> Data listing
..........
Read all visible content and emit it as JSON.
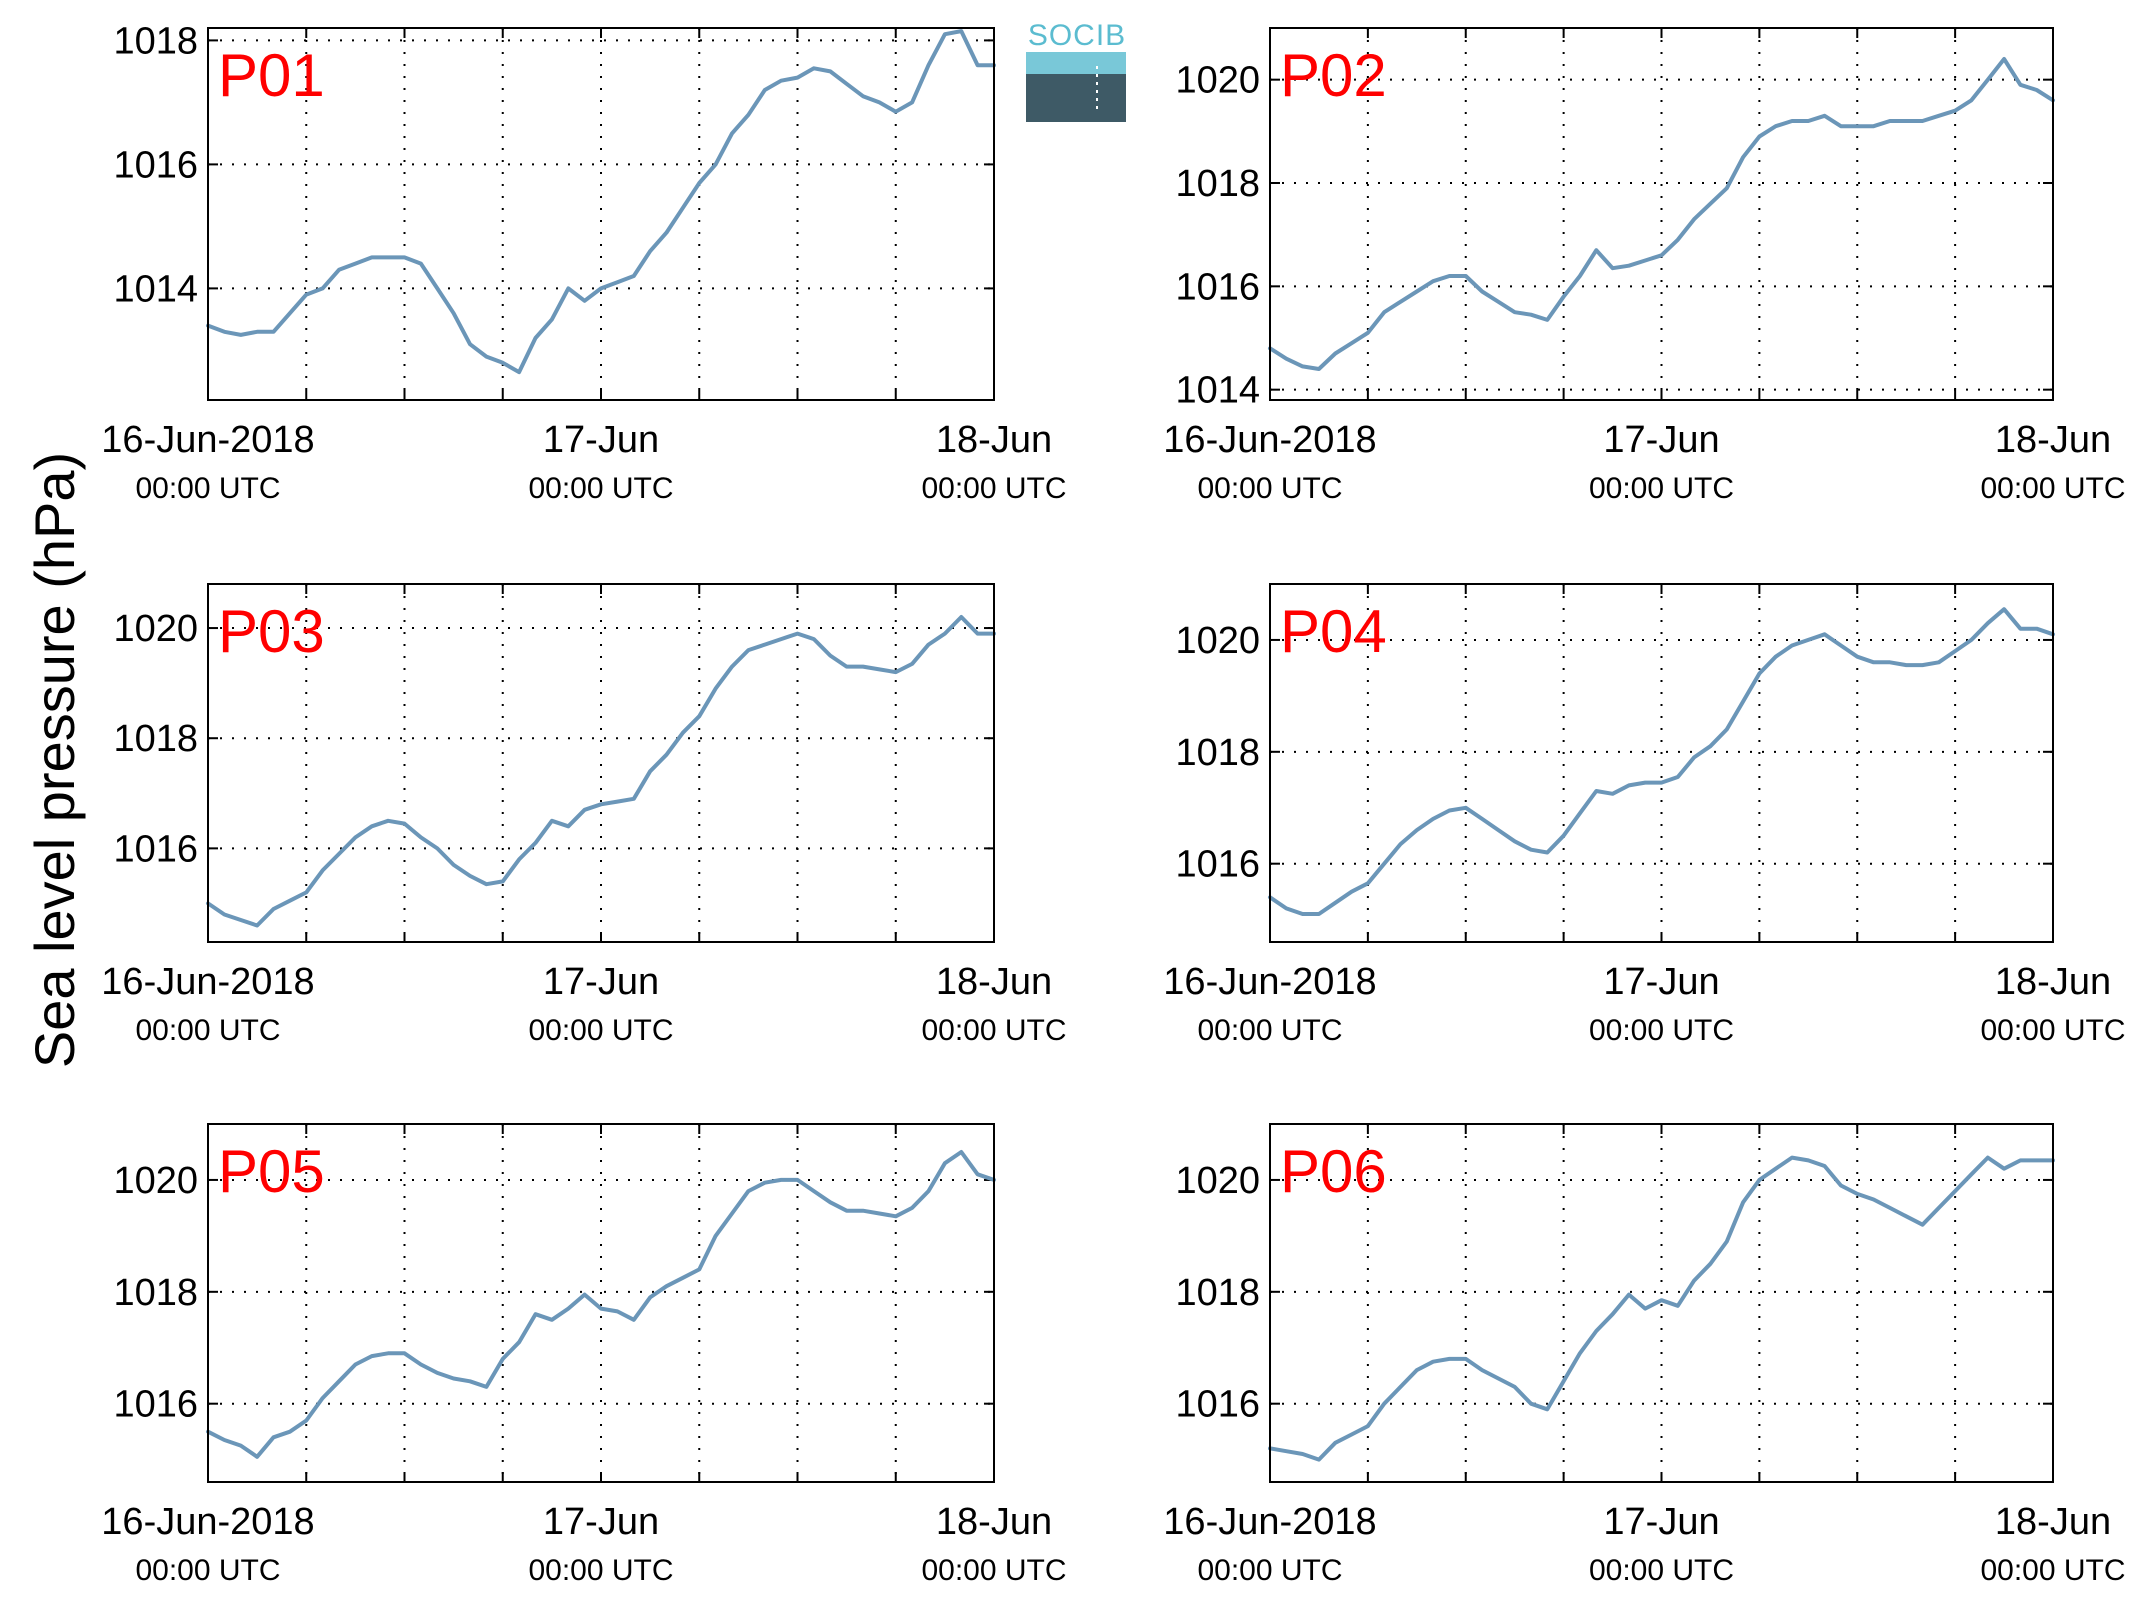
{
  "figure": {
    "ylabel": "Sea level pressure (hPa)",
    "logo_text": "SOCIB",
    "colors": {
      "series": "#6b96b8",
      "title": "#ff0000",
      "logo_text": "#5bbcd0"
    }
  },
  "chart_data": [
    {
      "type": "line",
      "title": "P01",
      "x_axis": {
        "range": [
          "2018-06-16 00:00",
          "2018-06-18 00:00"
        ],
        "tick_labels": [
          [
            "16-Jun-2018",
            "00:00 UTC"
          ],
          [
            "17-Jun",
            "00:00 UTC"
          ],
          [
            "18-Jun",
            "00:00 UTC"
          ]
        ],
        "grid_every_hours": 6
      },
      "y_axis": {
        "ylim": [
          1012.2,
          1018.2
        ],
        "ticks": [
          1014,
          1016,
          1018
        ],
        "grid": true
      },
      "series": [
        {
          "x_hours": [
            0,
            1,
            2,
            3,
            4,
            5,
            6,
            7,
            8,
            9,
            10,
            11,
            12,
            13,
            14,
            15,
            16,
            17,
            18,
            19,
            20,
            21,
            22,
            23,
            24,
            25,
            26,
            27,
            28,
            29,
            30,
            31,
            32,
            33,
            34,
            35,
            36,
            37,
            38,
            39,
            40,
            41,
            42,
            43,
            44,
            45,
            46,
            47,
            48
          ],
          "values": [
            1013.4,
            1013.3,
            1013.25,
            1013.3,
            1013.3,
            1013.6,
            1013.9,
            1014.0,
            1014.3,
            1014.4,
            1014.5,
            1014.5,
            1014.5,
            1014.4,
            1014.0,
            1013.6,
            1013.1,
            1012.9,
            1012.8,
            1012.65,
            1013.2,
            1013.5,
            1014.0,
            1013.8,
            1014.0,
            1014.1,
            1014.2,
            1014.6,
            1014.9,
            1015.3,
            1015.7,
            1016.0,
            1016.5,
            1016.8,
            1017.2,
            1017.35,
            1017.4,
            1017.55,
            1017.5,
            1017.3,
            1017.1,
            1017.0,
            1016.85,
            1017.0,
            1017.6,
            1018.1,
            1018.15,
            1017.6,
            1017.6
          ]
        }
      ]
    },
    {
      "type": "line",
      "title": "P02",
      "x_axis": {
        "range": [
          "2018-06-16 00:00",
          "2018-06-18 00:00"
        ],
        "tick_labels": [
          [
            "16-Jun-2018",
            "00:00 UTC"
          ],
          [
            "17-Jun",
            "00:00 UTC"
          ],
          [
            "18-Jun",
            "00:00 UTC"
          ]
        ],
        "grid_every_hours": 6
      },
      "y_axis": {
        "ylim": [
          1013.8,
          1021.0
        ],
        "ticks": [
          1014,
          1016,
          1018,
          1020
        ],
        "grid": true
      },
      "series": [
        {
          "x_hours": [
            0,
            1,
            2,
            3,
            4,
            5,
            6,
            7,
            8,
            9,
            10,
            11,
            12,
            13,
            14,
            15,
            16,
            17,
            18,
            19,
            20,
            21,
            22,
            23,
            24,
            25,
            26,
            27,
            28,
            29,
            30,
            31,
            32,
            33,
            34,
            35,
            36,
            37,
            38,
            39,
            40,
            41,
            42,
            43,
            44,
            45,
            46,
            47,
            48
          ],
          "values": [
            1014.8,
            1014.6,
            1014.45,
            1014.4,
            1014.7,
            1014.9,
            1015.1,
            1015.5,
            1015.7,
            1015.9,
            1016.1,
            1016.2,
            1016.2,
            1015.9,
            1015.7,
            1015.5,
            1015.45,
            1015.35,
            1015.8,
            1016.2,
            1016.7,
            1016.35,
            1016.4,
            1016.5,
            1016.6,
            1016.9,
            1017.3,
            1017.6,
            1017.9,
            1018.5,
            1018.9,
            1019.1,
            1019.2,
            1019.2,
            1019.3,
            1019.1,
            1019.1,
            1019.1,
            1019.2,
            1019.2,
            1019.2,
            1019.3,
            1019.4,
            1019.6,
            1020.0,
            1020.4,
            1019.9,
            1019.8,
            1019.6
          ]
        }
      ]
    },
    {
      "type": "line",
      "title": "P03",
      "x_axis": {
        "range": [
          "2018-06-16 00:00",
          "2018-06-18 00:00"
        ],
        "tick_labels": [
          [
            "16-Jun-2018",
            "00:00 UTC"
          ],
          [
            "17-Jun",
            "00:00 UTC"
          ],
          [
            "18-Jun",
            "00:00 UTC"
          ]
        ],
        "grid_every_hours": 6
      },
      "y_axis": {
        "ylim": [
          1014.3,
          1020.8
        ],
        "ticks": [
          1016,
          1018,
          1020
        ],
        "grid": true
      },
      "series": [
        {
          "x_hours": [
            0,
            1,
            2,
            3,
            4,
            5,
            6,
            7,
            8,
            9,
            10,
            11,
            12,
            13,
            14,
            15,
            16,
            17,
            18,
            19,
            20,
            21,
            22,
            23,
            24,
            25,
            26,
            27,
            28,
            29,
            30,
            31,
            32,
            33,
            34,
            35,
            36,
            37,
            38,
            39,
            40,
            41,
            42,
            43,
            44,
            45,
            46,
            47,
            48
          ],
          "values": [
            1015.0,
            1014.8,
            1014.7,
            1014.6,
            1014.9,
            1015.05,
            1015.2,
            1015.6,
            1015.9,
            1016.2,
            1016.4,
            1016.5,
            1016.45,
            1016.2,
            1016.0,
            1015.7,
            1015.5,
            1015.35,
            1015.4,
            1015.8,
            1016.1,
            1016.5,
            1016.4,
            1016.7,
            1016.8,
            1016.85,
            1016.9,
            1017.4,
            1017.7,
            1018.1,
            1018.4,
            1018.9,
            1019.3,
            1019.6,
            1019.7,
            1019.8,
            1019.9,
            1019.8,
            1019.5,
            1019.3,
            1019.3,
            1019.25,
            1019.2,
            1019.35,
            1019.7,
            1019.9,
            1020.2,
            1019.9,
            1019.9
          ]
        }
      ]
    },
    {
      "type": "line",
      "title": "P04",
      "x_axis": {
        "range": [
          "2018-06-16 00:00",
          "2018-06-18 00:00"
        ],
        "tick_labels": [
          [
            "16-Jun-2018",
            "00:00 UTC"
          ],
          [
            "17-Jun",
            "00:00 UTC"
          ],
          [
            "18-Jun",
            "00:00 UTC"
          ]
        ],
        "grid_every_hours": 6
      },
      "y_axis": {
        "ylim": [
          1014.6,
          1021.0
        ],
        "ticks": [
          1016,
          1018,
          1020
        ],
        "grid": true
      },
      "series": [
        {
          "x_hours": [
            0,
            1,
            2,
            3,
            4,
            5,
            6,
            7,
            8,
            9,
            10,
            11,
            12,
            13,
            14,
            15,
            16,
            17,
            18,
            19,
            20,
            21,
            22,
            23,
            24,
            25,
            26,
            27,
            28,
            29,
            30,
            31,
            32,
            33,
            34,
            35,
            36,
            37,
            38,
            39,
            40,
            41,
            42,
            43,
            44,
            45,
            46,
            47,
            48
          ],
          "values": [
            1015.4,
            1015.2,
            1015.1,
            1015.1,
            1015.3,
            1015.5,
            1015.65,
            1016.0,
            1016.35,
            1016.6,
            1016.8,
            1016.95,
            1017.0,
            1016.8,
            1016.6,
            1016.4,
            1016.25,
            1016.2,
            1016.5,
            1016.9,
            1017.3,
            1017.25,
            1017.4,
            1017.45,
            1017.45,
            1017.55,
            1017.9,
            1018.1,
            1018.4,
            1018.9,
            1019.4,
            1019.7,
            1019.9,
            1020.0,
            1020.1,
            1019.9,
            1019.7,
            1019.6,
            1019.6,
            1019.55,
            1019.55,
            1019.6,
            1019.8,
            1020.0,
            1020.3,
            1020.55,
            1020.2,
            1020.2,
            1020.1
          ]
        }
      ]
    },
    {
      "type": "line",
      "title": "P05",
      "x_axis": {
        "range": [
          "2018-06-16 00:00",
          "2018-06-18 00:00"
        ],
        "tick_labels": [
          [
            "16-Jun-2018",
            "00:00 UTC"
          ],
          [
            "17-Jun",
            "00:00 UTC"
          ],
          [
            "18-Jun",
            "00:00 UTC"
          ]
        ],
        "grid_every_hours": 6
      },
      "y_axis": {
        "ylim": [
          1014.6,
          1021.0
        ],
        "ticks": [
          1016,
          1018,
          1020
        ],
        "grid": true
      },
      "series": [
        {
          "x_hours": [
            0,
            1,
            2,
            3,
            4,
            5,
            6,
            7,
            8,
            9,
            10,
            11,
            12,
            13,
            14,
            15,
            16,
            17,
            18,
            19,
            20,
            21,
            22,
            23,
            24,
            25,
            26,
            27,
            28,
            29,
            30,
            31,
            32,
            33,
            34,
            35,
            36,
            37,
            38,
            39,
            40,
            41,
            42,
            43,
            44,
            45,
            46,
            47,
            48
          ],
          "values": [
            1015.5,
            1015.35,
            1015.25,
            1015.05,
            1015.4,
            1015.5,
            1015.7,
            1016.1,
            1016.4,
            1016.7,
            1016.85,
            1016.9,
            1016.9,
            1016.7,
            1016.55,
            1016.45,
            1016.4,
            1016.3,
            1016.8,
            1017.1,
            1017.6,
            1017.5,
            1017.7,
            1017.95,
            1017.7,
            1017.65,
            1017.5,
            1017.9,
            1018.1,
            1018.25,
            1018.4,
            1019.0,
            1019.4,
            1019.8,
            1019.95,
            1020.0,
            1020.0,
            1019.8,
            1019.6,
            1019.45,
            1019.45,
            1019.4,
            1019.35,
            1019.5,
            1019.8,
            1020.3,
            1020.5,
            1020.1,
            1020.0
          ]
        }
      ]
    },
    {
      "type": "line",
      "title": "P06",
      "x_axis": {
        "range": [
          "2018-06-16 00:00",
          "2018-06-18 00:00"
        ],
        "tick_labels": [
          [
            "16-Jun-2018",
            "00:00 UTC"
          ],
          [
            "17-Jun",
            "00:00 UTC"
          ],
          [
            "18-Jun",
            "00:00 UTC"
          ]
        ],
        "grid_every_hours": 6
      },
      "y_axis": {
        "ylim": [
          1014.6,
          1021.0
        ],
        "ticks": [
          1016,
          1018,
          1020
        ],
        "grid": true
      },
      "series": [
        {
          "x_hours": [
            0,
            1,
            2,
            3,
            4,
            5,
            6,
            7,
            8,
            9,
            10,
            11,
            12,
            13,
            14,
            15,
            16,
            17,
            18,
            19,
            20,
            21,
            22,
            23,
            24,
            25,
            26,
            27,
            28,
            29,
            30,
            31,
            32,
            33,
            34,
            35,
            36,
            37,
            38,
            39,
            40,
            41,
            42,
            43,
            44,
            45,
            46,
            47,
            48
          ],
          "values": [
            1015.2,
            1015.15,
            1015.1,
            1015.0,
            1015.3,
            1015.45,
            1015.6,
            1016.0,
            1016.3,
            1016.6,
            1016.75,
            1016.8,
            1016.8,
            1016.6,
            1016.45,
            1016.3,
            1016.0,
            1015.9,
            1016.4,
            1016.9,
            1017.3,
            1017.6,
            1017.95,
            1017.7,
            1017.85,
            1017.75,
            1018.2,
            1018.5,
            1018.9,
            1019.6,
            1020.0,
            1020.2,
            1020.4,
            1020.35,
            1020.25,
            1019.9,
            1019.75,
            1019.65,
            1019.5,
            1019.35,
            1019.2,
            1019.5,
            1019.8,
            1020.1,
            1020.4,
            1020.2,
            1020.35,
            1020.35,
            1020.35
          ]
        }
      ]
    }
  ]
}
..........
> Objective
Your answer should be one number: how many lines in the material above contain the string "title".

> Complete response
7